#### YOUR INSTRUCTIONS:
Write out the data below in full, unchanged, minus the images.

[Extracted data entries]

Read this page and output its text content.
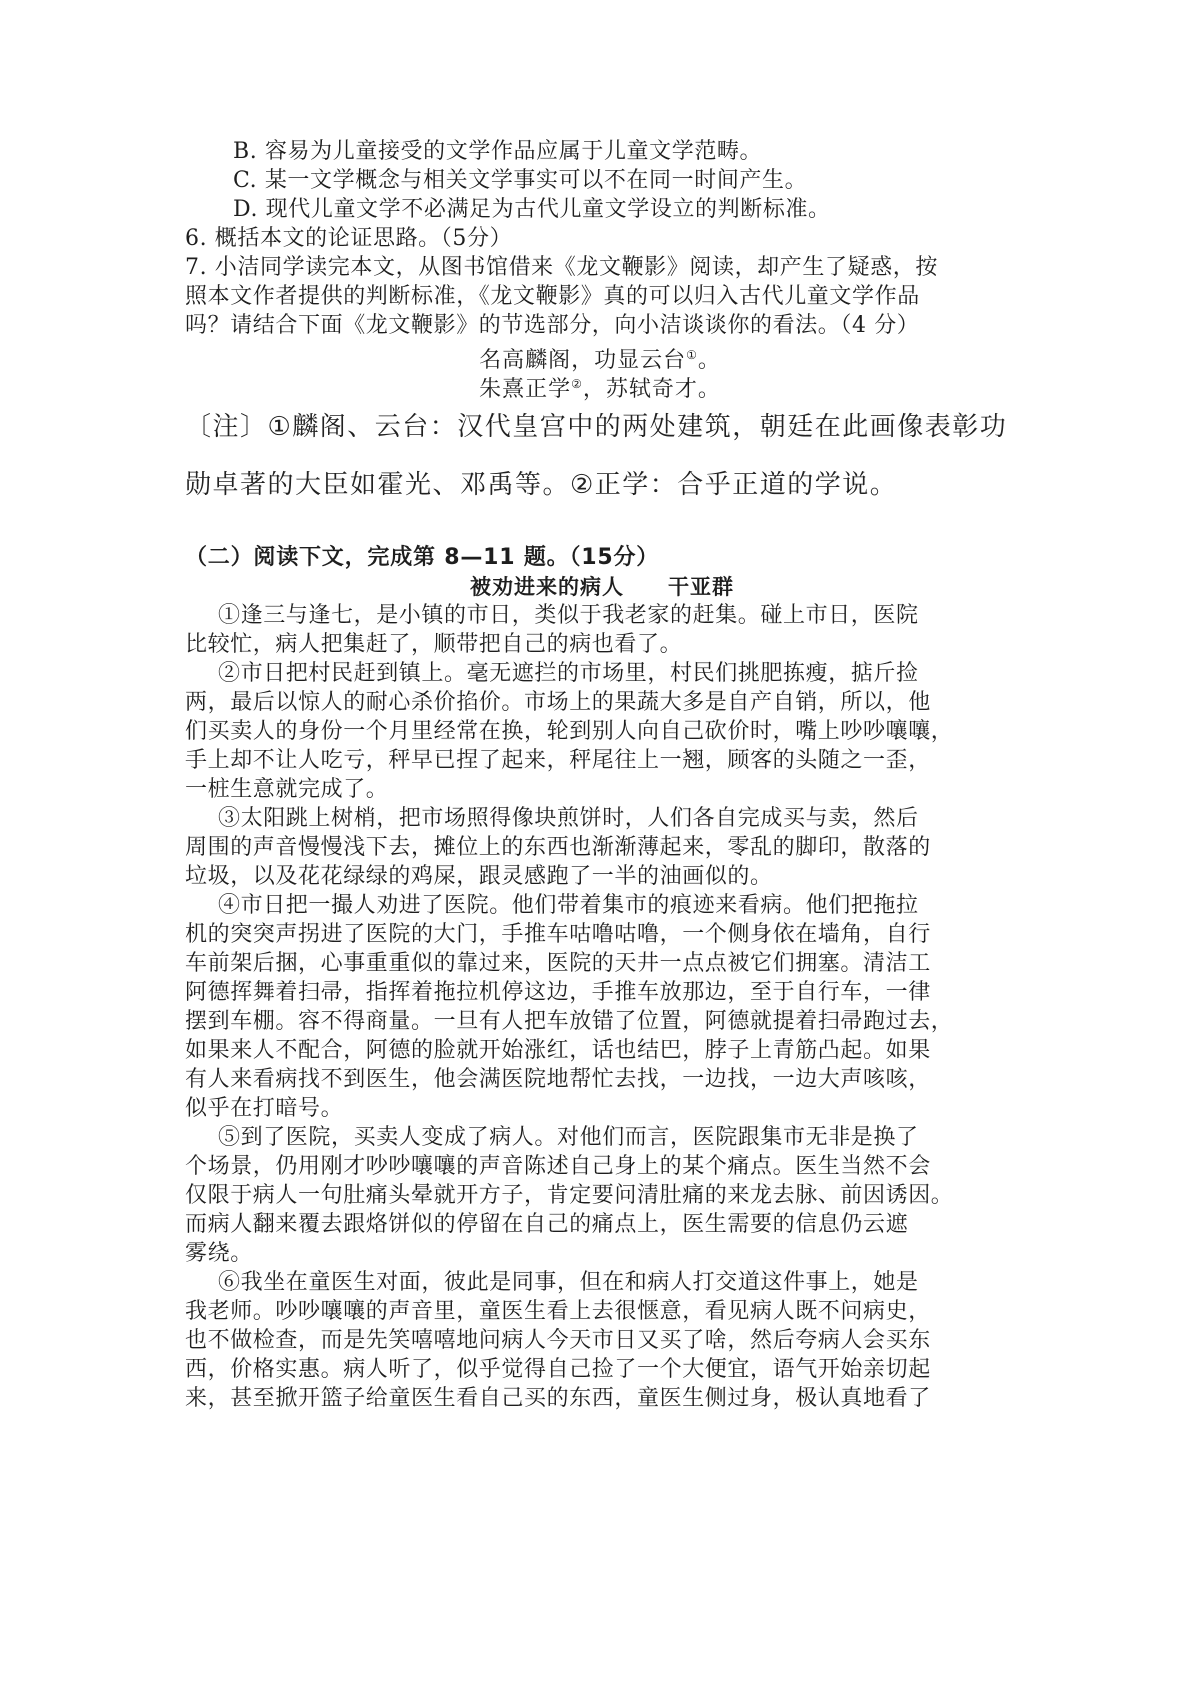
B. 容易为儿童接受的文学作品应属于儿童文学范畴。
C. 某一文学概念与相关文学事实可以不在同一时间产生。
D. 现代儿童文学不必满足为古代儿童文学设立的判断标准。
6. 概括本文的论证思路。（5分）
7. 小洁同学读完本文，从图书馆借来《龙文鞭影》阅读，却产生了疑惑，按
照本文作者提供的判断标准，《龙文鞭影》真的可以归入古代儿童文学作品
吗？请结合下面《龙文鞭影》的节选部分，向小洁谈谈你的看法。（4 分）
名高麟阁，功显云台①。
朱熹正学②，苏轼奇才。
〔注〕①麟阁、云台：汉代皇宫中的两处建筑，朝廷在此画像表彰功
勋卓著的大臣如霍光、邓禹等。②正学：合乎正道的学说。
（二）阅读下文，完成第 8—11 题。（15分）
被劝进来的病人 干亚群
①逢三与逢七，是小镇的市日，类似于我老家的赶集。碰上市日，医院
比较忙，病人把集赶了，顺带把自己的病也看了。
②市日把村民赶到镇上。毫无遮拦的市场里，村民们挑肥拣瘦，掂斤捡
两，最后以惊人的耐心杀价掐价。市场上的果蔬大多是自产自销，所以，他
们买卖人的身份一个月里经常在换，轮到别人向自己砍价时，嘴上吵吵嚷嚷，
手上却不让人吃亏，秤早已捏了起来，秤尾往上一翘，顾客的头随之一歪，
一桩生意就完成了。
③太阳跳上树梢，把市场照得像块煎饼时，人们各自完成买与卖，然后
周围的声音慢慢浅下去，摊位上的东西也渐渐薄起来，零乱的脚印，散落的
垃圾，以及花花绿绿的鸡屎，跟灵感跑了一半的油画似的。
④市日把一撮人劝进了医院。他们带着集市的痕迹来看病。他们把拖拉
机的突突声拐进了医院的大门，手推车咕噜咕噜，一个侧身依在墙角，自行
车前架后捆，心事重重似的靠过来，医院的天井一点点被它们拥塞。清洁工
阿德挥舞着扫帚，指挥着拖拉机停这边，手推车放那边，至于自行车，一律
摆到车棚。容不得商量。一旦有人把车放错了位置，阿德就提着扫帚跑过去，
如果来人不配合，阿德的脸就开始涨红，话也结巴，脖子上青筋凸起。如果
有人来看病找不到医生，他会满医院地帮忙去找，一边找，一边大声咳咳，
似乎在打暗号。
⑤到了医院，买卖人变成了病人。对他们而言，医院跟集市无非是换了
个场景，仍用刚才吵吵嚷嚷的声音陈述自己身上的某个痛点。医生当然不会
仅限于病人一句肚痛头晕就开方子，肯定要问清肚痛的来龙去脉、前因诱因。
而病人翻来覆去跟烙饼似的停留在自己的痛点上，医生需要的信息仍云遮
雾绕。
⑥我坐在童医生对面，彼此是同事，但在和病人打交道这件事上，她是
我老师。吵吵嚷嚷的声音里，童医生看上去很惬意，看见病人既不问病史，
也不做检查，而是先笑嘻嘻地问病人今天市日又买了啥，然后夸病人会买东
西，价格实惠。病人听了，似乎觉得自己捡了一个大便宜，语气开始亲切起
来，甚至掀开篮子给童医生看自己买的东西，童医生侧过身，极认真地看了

#### EXPECTED ANSWER:
Read this page and output its text content.
B. 容易为儿童接受的文学作品应属于儿童文学范畴。
C. 某一文学概念与相关文学事实可以不在同一时间产生。
D. 现代儿童文学不必满足为古代儿童文学设立的判断标准。
6. 概括本文的论证思路。（5分）
7. 小洁同学读完本文，从图书馆借来《龙文鞭影》阅读，却产生了疑惑，按
照本文作者提供的判断标准，《龙文鞭影》真的可以归入古代儿童文学作品
吗？请结合下面《龙文鞭影》的节选部分，向小洁谈谈你的看法。（4 分）
名高麟阁，功显云台①。
朱熹正学②，苏轼奇才。
〔注〕①麟阁、云台：汉代皇宫中的两处建筑，朝廷在此画像表彰功
勋卓著的大臣如霍光、邓禹等。②正学：合乎正道的学说。
（二）阅读下文，完成第 8—11 题。（15分）
被劝进来的病人 干亚群
①逢三与逢七，是小镇的市日，类似于我老家的赶集。碰上市日，医院
比较忙，病人把集赶了，顺带把自己的病也看了。
②市日把村民赶到镇上。毫无遮拦的市场里，村民们挑肥拣瘦，掂斤捡
两，最后以惊人的耐心杀价掐价。市场上的果蔬大多是自产自销，所以，他
们买卖人的身份一个月里经常在换，轮到别人向自己砍价时，嘴上吵吵嚷嚷，
手上却不让人吃亏，秤早已捏了起来，秤尾往上一翘，顾客的头随之一歪，
一桩生意就完成了。
③太阳跳上树梢，把市场照得像块煎饼时，人们各自完成买与卖，然后
周围的声音慢慢浅下去，摊位上的东西也渐渐薄起来，零乱的脚印，散落的
垃圾，以及花花绿绿的鸡屎，跟灵感跑了一半的油画似的。
④市日把一撮人劝进了医院。他们带着集市的痕迹来看病。他们把拖拉
机的突突声拐进了医院的大门，手推车咕噜咕噜，一个侧身依在墙角，自行
车前架后捆，心事重重似的靠过来，医院的天井一点点被它们拥塞。清洁工
阿德挥舞着扫帚，指挥着拖拉机停这边，手推车放那边，至于自行车，一律
摆到车棚。容不得商量。一旦有人把车放错了位置，阿德就提着扫帚跑过去，
如果来人不配合，阿德的脸就开始涨红，话也结巴，脖子上青筋凸起。如果
有人来看病找不到医生，他会满医院地帮忙去找，一边找，一边大声咳咳，
似乎在打暗号。
⑤到了医院，买卖人变成了病人。对他们而言，医院跟集市无非是换了
个场景，仍用刚才吵吵嚷嚷的声音陈述自己身上的某个痛点。医生当然不会
仅限于病人一句肚痛头晕就开方子，肯定要问清肚痛的来龙去脉、前因诱因。
而病人翻来覆去跟烙饼似的停留在自己的痛点上，医生需要的信息仍云遮
雾绕。
⑥我坐在童医生对面，彼此是同事，但在和病人打交道这件事上，她是
我老师。吵吵嚷嚷的声音里，童医生看上去很惬意，看见病人既不问病史，
也不做检查，而是先笑嘻嘻地问病人今天市日又买了啥，然后夸病人会买东
西，价格实惠。病人听了，似乎觉得自己捡了一个大便宜，语气开始亲切起
来，甚至掀开篮子给童医生看自己买的东西，童医生侧过身，极认真地看了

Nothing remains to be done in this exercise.